> _Prompt_: Where a line below holds the string "распределения", copy that line.

++++ Entries supplied ++++

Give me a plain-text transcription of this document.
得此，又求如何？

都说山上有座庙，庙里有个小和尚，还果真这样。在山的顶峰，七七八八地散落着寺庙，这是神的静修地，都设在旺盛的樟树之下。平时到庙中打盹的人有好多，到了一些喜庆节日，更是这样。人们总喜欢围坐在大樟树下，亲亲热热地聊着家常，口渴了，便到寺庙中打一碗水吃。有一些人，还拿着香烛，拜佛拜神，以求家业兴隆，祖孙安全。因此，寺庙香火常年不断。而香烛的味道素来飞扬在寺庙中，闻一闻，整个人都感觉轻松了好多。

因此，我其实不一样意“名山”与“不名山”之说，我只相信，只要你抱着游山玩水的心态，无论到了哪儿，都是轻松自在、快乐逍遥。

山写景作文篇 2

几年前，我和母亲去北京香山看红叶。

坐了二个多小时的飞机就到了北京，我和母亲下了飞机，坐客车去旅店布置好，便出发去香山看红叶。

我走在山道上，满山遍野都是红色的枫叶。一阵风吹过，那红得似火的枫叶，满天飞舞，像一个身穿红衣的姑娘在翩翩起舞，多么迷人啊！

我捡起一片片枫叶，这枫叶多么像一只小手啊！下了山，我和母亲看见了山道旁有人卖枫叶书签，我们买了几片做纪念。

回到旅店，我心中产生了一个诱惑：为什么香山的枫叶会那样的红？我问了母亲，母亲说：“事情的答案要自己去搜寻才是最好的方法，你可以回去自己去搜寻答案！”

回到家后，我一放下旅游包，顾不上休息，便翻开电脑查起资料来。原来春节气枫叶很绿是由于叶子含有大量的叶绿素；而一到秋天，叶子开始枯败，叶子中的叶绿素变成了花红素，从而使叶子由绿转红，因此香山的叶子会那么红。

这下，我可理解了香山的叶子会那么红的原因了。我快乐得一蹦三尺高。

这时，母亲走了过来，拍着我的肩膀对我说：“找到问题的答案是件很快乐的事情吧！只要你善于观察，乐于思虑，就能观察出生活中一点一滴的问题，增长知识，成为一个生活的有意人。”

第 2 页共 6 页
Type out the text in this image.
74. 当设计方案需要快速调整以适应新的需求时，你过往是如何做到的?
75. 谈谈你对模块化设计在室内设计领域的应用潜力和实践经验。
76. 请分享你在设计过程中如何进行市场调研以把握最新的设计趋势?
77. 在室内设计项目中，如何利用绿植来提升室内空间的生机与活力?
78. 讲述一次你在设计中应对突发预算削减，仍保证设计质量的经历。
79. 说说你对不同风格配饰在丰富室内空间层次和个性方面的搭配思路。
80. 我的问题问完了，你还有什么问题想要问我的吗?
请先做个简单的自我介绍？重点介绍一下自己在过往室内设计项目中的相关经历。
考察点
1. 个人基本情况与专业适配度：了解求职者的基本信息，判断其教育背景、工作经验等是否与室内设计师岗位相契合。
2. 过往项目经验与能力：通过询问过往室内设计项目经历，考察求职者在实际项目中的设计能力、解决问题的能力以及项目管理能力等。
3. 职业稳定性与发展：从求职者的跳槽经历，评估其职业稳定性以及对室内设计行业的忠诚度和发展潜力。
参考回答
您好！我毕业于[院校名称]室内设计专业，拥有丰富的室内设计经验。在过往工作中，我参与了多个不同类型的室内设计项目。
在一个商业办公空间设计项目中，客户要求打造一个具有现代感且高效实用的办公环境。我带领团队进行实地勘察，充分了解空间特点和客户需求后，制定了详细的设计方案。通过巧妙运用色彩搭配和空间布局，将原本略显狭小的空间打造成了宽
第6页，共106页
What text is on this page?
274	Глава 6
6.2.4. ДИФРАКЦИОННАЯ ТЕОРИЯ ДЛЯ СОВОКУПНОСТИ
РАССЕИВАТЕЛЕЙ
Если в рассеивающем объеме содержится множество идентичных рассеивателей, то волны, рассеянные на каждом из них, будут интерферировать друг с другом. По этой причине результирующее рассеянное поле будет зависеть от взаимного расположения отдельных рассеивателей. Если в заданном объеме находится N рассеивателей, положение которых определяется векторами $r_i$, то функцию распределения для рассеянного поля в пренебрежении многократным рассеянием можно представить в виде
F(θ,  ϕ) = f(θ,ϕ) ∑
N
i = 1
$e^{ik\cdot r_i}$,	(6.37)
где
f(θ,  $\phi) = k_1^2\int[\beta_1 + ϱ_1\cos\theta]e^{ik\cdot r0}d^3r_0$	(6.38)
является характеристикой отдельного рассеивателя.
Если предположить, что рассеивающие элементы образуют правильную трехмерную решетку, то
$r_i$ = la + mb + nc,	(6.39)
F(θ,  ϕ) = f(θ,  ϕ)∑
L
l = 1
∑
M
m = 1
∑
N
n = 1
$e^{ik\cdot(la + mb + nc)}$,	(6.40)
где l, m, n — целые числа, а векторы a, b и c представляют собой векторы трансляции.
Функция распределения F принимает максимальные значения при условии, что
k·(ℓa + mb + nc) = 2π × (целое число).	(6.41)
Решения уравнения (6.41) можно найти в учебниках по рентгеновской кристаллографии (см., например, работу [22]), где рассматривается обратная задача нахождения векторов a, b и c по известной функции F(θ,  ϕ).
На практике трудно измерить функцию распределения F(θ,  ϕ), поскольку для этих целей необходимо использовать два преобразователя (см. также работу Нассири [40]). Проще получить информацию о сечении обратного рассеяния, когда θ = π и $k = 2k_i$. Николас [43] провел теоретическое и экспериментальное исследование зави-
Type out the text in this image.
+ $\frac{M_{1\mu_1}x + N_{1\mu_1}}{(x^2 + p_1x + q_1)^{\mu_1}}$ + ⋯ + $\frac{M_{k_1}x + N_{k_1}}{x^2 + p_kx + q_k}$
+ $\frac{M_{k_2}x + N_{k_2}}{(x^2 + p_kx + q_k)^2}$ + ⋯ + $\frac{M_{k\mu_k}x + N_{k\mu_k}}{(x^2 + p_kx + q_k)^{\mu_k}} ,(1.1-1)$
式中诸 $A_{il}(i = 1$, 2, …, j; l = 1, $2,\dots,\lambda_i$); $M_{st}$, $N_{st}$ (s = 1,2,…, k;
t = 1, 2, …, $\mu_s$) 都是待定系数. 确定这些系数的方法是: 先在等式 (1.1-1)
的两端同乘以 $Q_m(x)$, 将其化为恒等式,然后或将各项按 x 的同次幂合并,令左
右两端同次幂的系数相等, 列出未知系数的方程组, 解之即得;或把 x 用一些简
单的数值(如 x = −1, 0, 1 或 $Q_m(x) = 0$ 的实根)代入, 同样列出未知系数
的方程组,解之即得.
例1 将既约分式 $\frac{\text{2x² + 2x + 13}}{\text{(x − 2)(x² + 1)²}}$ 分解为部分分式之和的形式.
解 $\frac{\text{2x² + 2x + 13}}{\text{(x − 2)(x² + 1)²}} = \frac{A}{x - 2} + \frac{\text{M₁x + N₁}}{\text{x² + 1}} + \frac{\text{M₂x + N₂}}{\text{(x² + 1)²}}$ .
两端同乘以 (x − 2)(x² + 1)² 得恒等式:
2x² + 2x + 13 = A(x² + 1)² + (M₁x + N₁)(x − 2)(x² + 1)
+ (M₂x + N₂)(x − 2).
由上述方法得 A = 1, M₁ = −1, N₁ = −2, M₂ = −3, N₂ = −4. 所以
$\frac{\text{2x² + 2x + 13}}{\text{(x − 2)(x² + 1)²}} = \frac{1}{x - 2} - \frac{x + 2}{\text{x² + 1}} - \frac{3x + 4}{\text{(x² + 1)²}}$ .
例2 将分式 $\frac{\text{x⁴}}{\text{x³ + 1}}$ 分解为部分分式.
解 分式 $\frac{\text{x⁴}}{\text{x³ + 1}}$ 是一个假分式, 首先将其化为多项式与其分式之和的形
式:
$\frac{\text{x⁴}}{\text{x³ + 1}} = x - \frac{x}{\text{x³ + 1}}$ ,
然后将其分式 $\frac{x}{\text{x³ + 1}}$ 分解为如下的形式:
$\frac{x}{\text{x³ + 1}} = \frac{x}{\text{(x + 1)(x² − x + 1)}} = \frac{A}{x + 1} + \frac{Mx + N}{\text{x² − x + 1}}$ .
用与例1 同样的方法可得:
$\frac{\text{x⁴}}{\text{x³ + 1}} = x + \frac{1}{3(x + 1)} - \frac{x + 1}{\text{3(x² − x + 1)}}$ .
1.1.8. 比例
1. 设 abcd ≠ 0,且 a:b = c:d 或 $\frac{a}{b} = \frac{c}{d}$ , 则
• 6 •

++++

> _Solution_:
Если в рассеивающем объеме содержится множество идентичных рассеивателей, то волны, рассеянные на каждом из них, будут интерферировать друг с другом. По этой причине результирующее рассеянное поле будет зависеть от взаимного расположения отдельных рассеивателей. Если в заданном объеме находится N рассеивателей, положение которых определяется векторами $r_i$, то функцию распределения для рассеянного поля в пренебрежении многократным рассеянием можно представить в виде
Функция распределения F принимает максимальные значения при условии, что
На практике трудно измерить функцию распределения F(θ,  ϕ), поскольку для этих целей необходимо использовать два преобразователя (см. также работу Нассири [40]). Проще получить информацию о сечении обратного рассеяния, когда θ = π и $k = 2k_i$. Николас [43] провел теоретическое и экспериментальное исследование зави-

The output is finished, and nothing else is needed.